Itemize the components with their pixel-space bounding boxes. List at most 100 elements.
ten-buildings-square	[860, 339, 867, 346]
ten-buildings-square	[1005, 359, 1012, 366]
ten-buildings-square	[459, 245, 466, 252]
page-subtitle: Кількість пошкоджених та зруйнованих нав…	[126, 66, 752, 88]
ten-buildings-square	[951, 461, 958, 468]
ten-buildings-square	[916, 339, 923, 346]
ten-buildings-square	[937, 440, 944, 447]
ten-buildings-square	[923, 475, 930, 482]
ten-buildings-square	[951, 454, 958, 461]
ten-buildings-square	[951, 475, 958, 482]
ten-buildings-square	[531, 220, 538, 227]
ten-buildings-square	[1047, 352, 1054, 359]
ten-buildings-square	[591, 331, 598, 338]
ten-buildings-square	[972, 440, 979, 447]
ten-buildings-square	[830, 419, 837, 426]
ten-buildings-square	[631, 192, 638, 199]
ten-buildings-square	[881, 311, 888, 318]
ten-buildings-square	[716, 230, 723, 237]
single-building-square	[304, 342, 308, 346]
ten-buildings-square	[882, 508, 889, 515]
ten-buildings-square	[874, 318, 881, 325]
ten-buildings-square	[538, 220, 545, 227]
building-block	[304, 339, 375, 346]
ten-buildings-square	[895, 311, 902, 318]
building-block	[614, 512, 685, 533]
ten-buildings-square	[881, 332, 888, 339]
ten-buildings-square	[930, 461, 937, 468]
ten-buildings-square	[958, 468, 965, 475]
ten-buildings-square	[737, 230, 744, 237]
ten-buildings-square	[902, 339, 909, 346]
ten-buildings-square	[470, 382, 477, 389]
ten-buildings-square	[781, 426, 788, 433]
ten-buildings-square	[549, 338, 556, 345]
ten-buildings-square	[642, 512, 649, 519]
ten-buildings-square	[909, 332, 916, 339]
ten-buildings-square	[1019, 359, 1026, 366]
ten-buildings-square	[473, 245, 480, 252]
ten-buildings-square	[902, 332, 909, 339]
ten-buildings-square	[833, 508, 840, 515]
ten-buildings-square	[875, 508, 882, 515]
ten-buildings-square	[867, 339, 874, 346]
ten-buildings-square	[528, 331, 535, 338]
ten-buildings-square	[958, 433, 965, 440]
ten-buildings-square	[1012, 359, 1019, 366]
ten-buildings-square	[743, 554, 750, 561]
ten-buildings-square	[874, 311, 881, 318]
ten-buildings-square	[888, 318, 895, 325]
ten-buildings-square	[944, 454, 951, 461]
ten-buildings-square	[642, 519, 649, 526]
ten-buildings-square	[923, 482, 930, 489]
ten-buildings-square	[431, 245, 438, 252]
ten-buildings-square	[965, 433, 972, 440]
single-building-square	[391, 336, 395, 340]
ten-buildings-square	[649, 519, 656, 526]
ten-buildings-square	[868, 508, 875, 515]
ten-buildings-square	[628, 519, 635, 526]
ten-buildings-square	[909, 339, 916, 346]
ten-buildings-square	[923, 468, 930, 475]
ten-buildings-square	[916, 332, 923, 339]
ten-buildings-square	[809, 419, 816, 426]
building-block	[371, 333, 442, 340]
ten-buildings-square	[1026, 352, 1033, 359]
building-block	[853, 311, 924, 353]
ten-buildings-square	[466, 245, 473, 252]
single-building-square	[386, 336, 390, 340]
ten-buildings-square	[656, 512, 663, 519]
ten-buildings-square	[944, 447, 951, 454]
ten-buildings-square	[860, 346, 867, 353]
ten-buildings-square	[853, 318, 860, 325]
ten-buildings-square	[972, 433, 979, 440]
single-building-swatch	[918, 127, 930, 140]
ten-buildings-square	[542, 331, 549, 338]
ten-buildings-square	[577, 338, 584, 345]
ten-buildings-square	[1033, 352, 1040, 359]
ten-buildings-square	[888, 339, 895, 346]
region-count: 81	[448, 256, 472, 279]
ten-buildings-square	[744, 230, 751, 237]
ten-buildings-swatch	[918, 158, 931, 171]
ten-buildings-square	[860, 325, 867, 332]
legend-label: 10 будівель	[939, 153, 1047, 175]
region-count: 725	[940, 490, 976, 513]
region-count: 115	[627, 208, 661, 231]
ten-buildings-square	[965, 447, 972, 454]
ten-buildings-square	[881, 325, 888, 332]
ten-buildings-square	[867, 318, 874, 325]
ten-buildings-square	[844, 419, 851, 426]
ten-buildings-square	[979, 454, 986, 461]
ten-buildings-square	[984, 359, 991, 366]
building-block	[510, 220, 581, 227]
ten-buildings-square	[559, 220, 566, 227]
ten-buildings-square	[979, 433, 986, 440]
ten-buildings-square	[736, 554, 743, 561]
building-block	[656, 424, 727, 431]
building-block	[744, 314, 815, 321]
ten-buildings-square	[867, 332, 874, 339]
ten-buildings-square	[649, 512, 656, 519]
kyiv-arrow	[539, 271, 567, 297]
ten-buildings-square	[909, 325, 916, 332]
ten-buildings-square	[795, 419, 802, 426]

::::

Copy every row above word for word, with each line unchanged.

Itemize the components with their pixel-space bounding boxes. List at most 100 elements.
ten-buildings-square	[860, 339, 867, 346]
ten-buildings-square	[1005, 359, 1012, 366]
ten-buildings-square	[459, 245, 466, 252]
page-subtitle: Кількість пошкоджених та зруйнованих нав…	[126, 66, 752, 88]
ten-buildings-square	[951, 461, 958, 468]
ten-buildings-square	[916, 339, 923, 346]
ten-buildings-square	[937, 440, 944, 447]
ten-buildings-square	[923, 475, 930, 482]
ten-buildings-square	[951, 454, 958, 461]
ten-buildings-square	[951, 475, 958, 482]
ten-buildings-square	[531, 220, 538, 227]
ten-buildings-square	[1047, 352, 1054, 359]
ten-buildings-square	[591, 331, 598, 338]
ten-buildings-square	[972, 440, 979, 447]
ten-buildings-square	[830, 419, 837, 426]
ten-buildings-square	[631, 192, 638, 199]
ten-buildings-square	[881, 311, 888, 318]
ten-buildings-square	[716, 230, 723, 237]
single-building-square	[304, 342, 308, 346]
ten-buildings-square	[882, 508, 889, 515]
ten-buildings-square	[874, 318, 881, 325]
ten-buildings-square	[538, 220, 545, 227]
building-block	[304, 339, 375, 346]
ten-buildings-square	[895, 311, 902, 318]
building-block	[614, 512, 685, 533]
ten-buildings-square	[881, 332, 888, 339]
ten-buildings-square	[930, 461, 937, 468]
ten-buildings-square	[958, 468, 965, 475]
ten-buildings-square	[737, 230, 744, 237]
ten-buildings-square	[902, 339, 909, 346]
ten-buildings-square	[470, 382, 477, 389]
ten-buildings-square	[781, 426, 788, 433]
ten-buildings-square	[549, 338, 556, 345]
ten-buildings-square	[642, 512, 649, 519]
ten-buildings-square	[909, 332, 916, 339]
ten-buildings-square	[1019, 359, 1026, 366]
ten-buildings-square	[473, 245, 480, 252]
ten-buildings-square	[902, 332, 909, 339]
ten-buildings-square	[833, 508, 840, 515]
ten-buildings-square	[875, 508, 882, 515]
ten-buildings-square	[867, 339, 874, 346]
ten-buildings-square	[528, 331, 535, 338]
ten-buildings-square	[958, 433, 965, 440]
ten-buildings-square	[1012, 359, 1019, 366]
ten-buildings-square	[743, 554, 750, 561]
ten-buildings-square	[874, 311, 881, 318]
ten-buildings-square	[888, 318, 895, 325]
ten-buildings-square	[944, 454, 951, 461]
ten-buildings-square	[642, 519, 649, 526]
ten-buildings-square	[923, 482, 930, 489]
ten-buildings-square	[431, 245, 438, 252]
ten-buildings-square	[965, 433, 972, 440]
single-building-square	[391, 336, 395, 340]
ten-buildings-square	[649, 519, 656, 526]
ten-buildings-square	[868, 508, 875, 515]
ten-buildings-square	[628, 519, 635, 526]
ten-buildings-square	[909, 339, 916, 346]
ten-buildings-square	[923, 468, 930, 475]
ten-buildings-square	[916, 332, 923, 339]
ten-buildings-square	[809, 419, 816, 426]
building-block	[371, 333, 442, 340]
ten-buildings-square	[1026, 352, 1033, 359]
building-block	[853, 311, 924, 353]
ten-buildings-square	[466, 245, 473, 252]
single-building-square	[386, 336, 390, 340]
ten-buildings-square	[656, 512, 663, 519]
ten-buildings-square	[944, 447, 951, 454]
ten-buildings-square	[860, 346, 867, 353]
ten-buildings-square	[853, 318, 860, 325]
ten-buildings-square	[972, 433, 979, 440]
single-building-swatch	[918, 127, 930, 140]
ten-buildings-square	[542, 331, 549, 338]
ten-buildings-square	[577, 338, 584, 345]
ten-buildings-square	[1033, 352, 1040, 359]
ten-buildings-square	[888, 339, 895, 346]
region-count: 81	[448, 256, 472, 279]
ten-buildings-square	[744, 230, 751, 237]
ten-buildings-swatch	[918, 158, 931, 171]
ten-buildings-square	[860, 325, 867, 332]
legend-label: 10 будівель	[939, 153, 1047, 175]
region-count: 725	[940, 490, 976, 513]
region-count: 115	[627, 208, 661, 231]
ten-buildings-square	[965, 447, 972, 454]
ten-buildings-square	[881, 325, 888, 332]
ten-buildings-square	[867, 318, 874, 325]
ten-buildings-square	[844, 419, 851, 426]
ten-buildings-square	[979, 454, 986, 461]
ten-buildings-square	[984, 359, 991, 366]
building-block	[510, 220, 581, 227]
ten-buildings-square	[559, 220, 566, 227]
ten-buildings-square	[979, 433, 986, 440]
ten-buildings-square	[736, 554, 743, 561]
building-block	[656, 424, 727, 431]
building-block	[744, 314, 815, 321]
ten-buildings-square	[867, 332, 874, 339]
ten-buildings-square	[649, 512, 656, 519]
kyiv-arrow	[539, 271, 567, 297]
ten-buildings-square	[909, 325, 916, 332]
ten-buildings-square	[795, 419, 802, 426]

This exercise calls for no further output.